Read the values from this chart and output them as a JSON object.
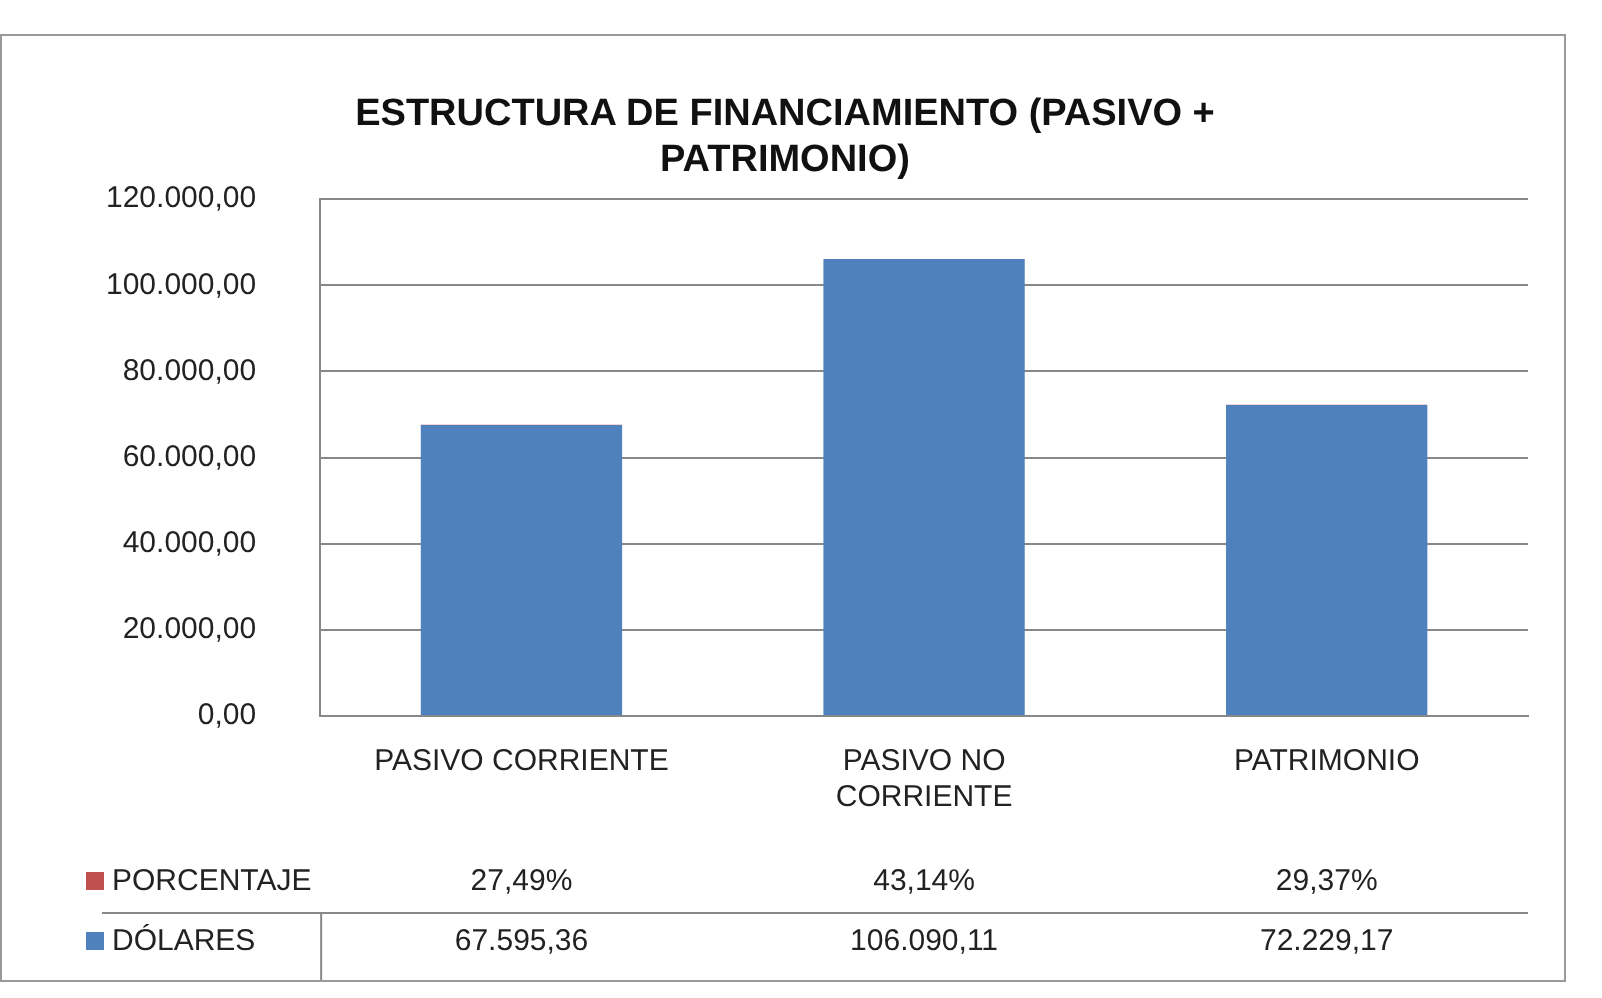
{
  "chart_data": {
    "type": "bar",
    "title": "ESTRUCTURA DE FINANCIAMIENTO (PASIVO + PATRIMONIO)",
    "categories": [
      "PASIVO CORRIENTE",
      "PASIVO NO CORRIENTE",
      "PATRIMONIO"
    ],
    "stacked": true,
    "ylim": [
      0,
      120000
    ],
    "yticks": [
      {
        "value": 0,
        "label": "0,00"
      },
      {
        "value": 20000,
        "label": "20.000,00"
      },
      {
        "value": 40000,
        "label": "40.000,00"
      },
      {
        "value": 60000,
        "label": "60.000,00"
      },
      {
        "value": 80000,
        "label": "80.000,00"
      },
      {
        "value": 100000,
        "label": "100.000,00"
      },
      {
        "value": 120000,
        "label": "120.000,00"
      }
    ],
    "grid": "y",
    "legend": "bottom",
    "series": [
      {
        "name": "DÓLARES",
        "color": "#4f81bd",
        "values": [
          67595.36,
          106090.11,
          72229.17
        ],
        "value_labels": [
          "67.595,36",
          "106.090,11",
          "72.229,17"
        ]
      },
      {
        "name": "PORCENTAJE",
        "color": "#c0504d",
        "values": [
          27.49,
          43.14,
          29.37
        ],
        "value_labels": [
          "27,49%",
          "43,14%",
          "29,37%"
        ]
      }
    ]
  }
}
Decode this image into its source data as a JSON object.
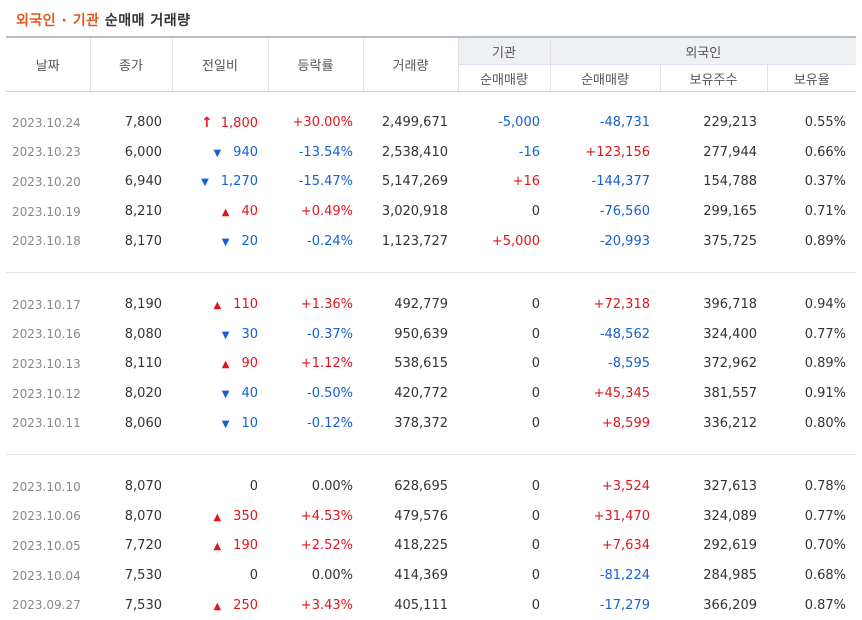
{
  "title": {
    "part1": "외국인",
    "dot": " · ",
    "part2": "기관",
    "rest": " 순매매 거래량"
  },
  "headers": {
    "date": "날짜",
    "close": "종가",
    "change": "전일비",
    "rate": "등락률",
    "volume": "거래량",
    "inst_group": "기관",
    "inst_net": "순매매량",
    "foreign_group": "외국인",
    "foreign_net": "순매매량",
    "foreign_holdings": "보유주수",
    "foreign_ratio": "보유율"
  },
  "colors": {
    "accent": "#e2571b",
    "up": "#e0151f",
    "down": "#1560d0"
  },
  "groups": [
    [
      {
        "date": "2023.10.24",
        "close": "7,800",
        "dir": "upper",
        "change": "1,800",
        "rate": "+30.00%",
        "volume": "2,499,671",
        "inst": "-5,000",
        "foreign": "-48,731",
        "holdings": "229,213",
        "ratio": "0.55%"
      },
      {
        "date": "2023.10.23",
        "close": "6,000",
        "dir": "down",
        "change": "940",
        "rate": "-13.54%",
        "volume": "2,538,410",
        "inst": "-16",
        "foreign": "+123,156",
        "holdings": "277,944",
        "ratio": "0.66%"
      },
      {
        "date": "2023.10.20",
        "close": "6,940",
        "dir": "down",
        "change": "1,270",
        "rate": "-15.47%",
        "volume": "5,147,269",
        "inst": "+16",
        "foreign": "-144,377",
        "holdings": "154,788",
        "ratio": "0.37%"
      },
      {
        "date": "2023.10.19",
        "close": "8,210",
        "dir": "up",
        "change": "40",
        "rate": "+0.49%",
        "volume": "3,020,918",
        "inst": "0",
        "foreign": "-76,560",
        "holdings": "299,165",
        "ratio": "0.71%"
      },
      {
        "date": "2023.10.18",
        "close": "8,170",
        "dir": "down",
        "change": "20",
        "rate": "-0.24%",
        "volume": "1,123,727",
        "inst": "+5,000",
        "foreign": "-20,993",
        "holdings": "375,725",
        "ratio": "0.89%"
      }
    ],
    [
      {
        "date": "2023.10.17",
        "close": "8,190",
        "dir": "up",
        "change": "110",
        "rate": "+1.36%",
        "volume": "492,779",
        "inst": "0",
        "foreign": "+72,318",
        "holdings": "396,718",
        "ratio": "0.94%"
      },
      {
        "date": "2023.10.16",
        "close": "8,080",
        "dir": "down",
        "change": "30",
        "rate": "-0.37%",
        "volume": "950,639",
        "inst": "0",
        "foreign": "-48,562",
        "holdings": "324,400",
        "ratio": "0.77%"
      },
      {
        "date": "2023.10.13",
        "close": "8,110",
        "dir": "up",
        "change": "90",
        "rate": "+1.12%",
        "volume": "538,615",
        "inst": "0",
        "foreign": "-8,595",
        "holdings": "372,962",
        "ratio": "0.89%"
      },
      {
        "date": "2023.10.12",
        "close": "8,020",
        "dir": "down",
        "change": "40",
        "rate": "-0.50%",
        "volume": "420,772",
        "inst": "0",
        "foreign": "+45,345",
        "holdings": "381,557",
        "ratio": "0.91%"
      },
      {
        "date": "2023.10.11",
        "close": "8,060",
        "dir": "down",
        "change": "10",
        "rate": "-0.12%",
        "volume": "378,372",
        "inst": "0",
        "foreign": "+8,599",
        "holdings": "336,212",
        "ratio": "0.80%"
      }
    ],
    [
      {
        "date": "2023.10.10",
        "close": "8,070",
        "dir": "flat",
        "change": "0",
        "rate": "0.00%",
        "volume": "628,695",
        "inst": "0",
        "foreign": "+3,524",
        "holdings": "327,613",
        "ratio": "0.78%"
      },
      {
        "date": "2023.10.06",
        "close": "8,070",
        "dir": "up",
        "change": "350",
        "rate": "+4.53%",
        "volume": "479,576",
        "inst": "0",
        "foreign": "+31,470",
        "holdings": "324,089",
        "ratio": "0.77%"
      },
      {
        "date": "2023.10.05",
        "close": "7,720",
        "dir": "up",
        "change": "190",
        "rate": "+2.52%",
        "volume": "418,225",
        "inst": "0",
        "foreign": "+7,634",
        "holdings": "292,619",
        "ratio": "0.70%"
      },
      {
        "date": "2023.10.04",
        "close": "7,530",
        "dir": "flat",
        "change": "0",
        "rate": "0.00%",
        "volume": "414,369",
        "inst": "0",
        "foreign": "-81,224",
        "holdings": "284,985",
        "ratio": "0.68%"
      },
      {
        "date": "2023.09.27",
        "close": "7,530",
        "dir": "up",
        "change": "250",
        "rate": "+3.43%",
        "volume": "405,111",
        "inst": "0",
        "foreign": "-17,279",
        "holdings": "366,209",
        "ratio": "0.87%"
      }
    ]
  ]
}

□ □ □ □ □ □ □

Copy each line above that contains the word "object".

Read the values from this chart and output them as a JSON object.
Decode this image into its source data as a JSON object.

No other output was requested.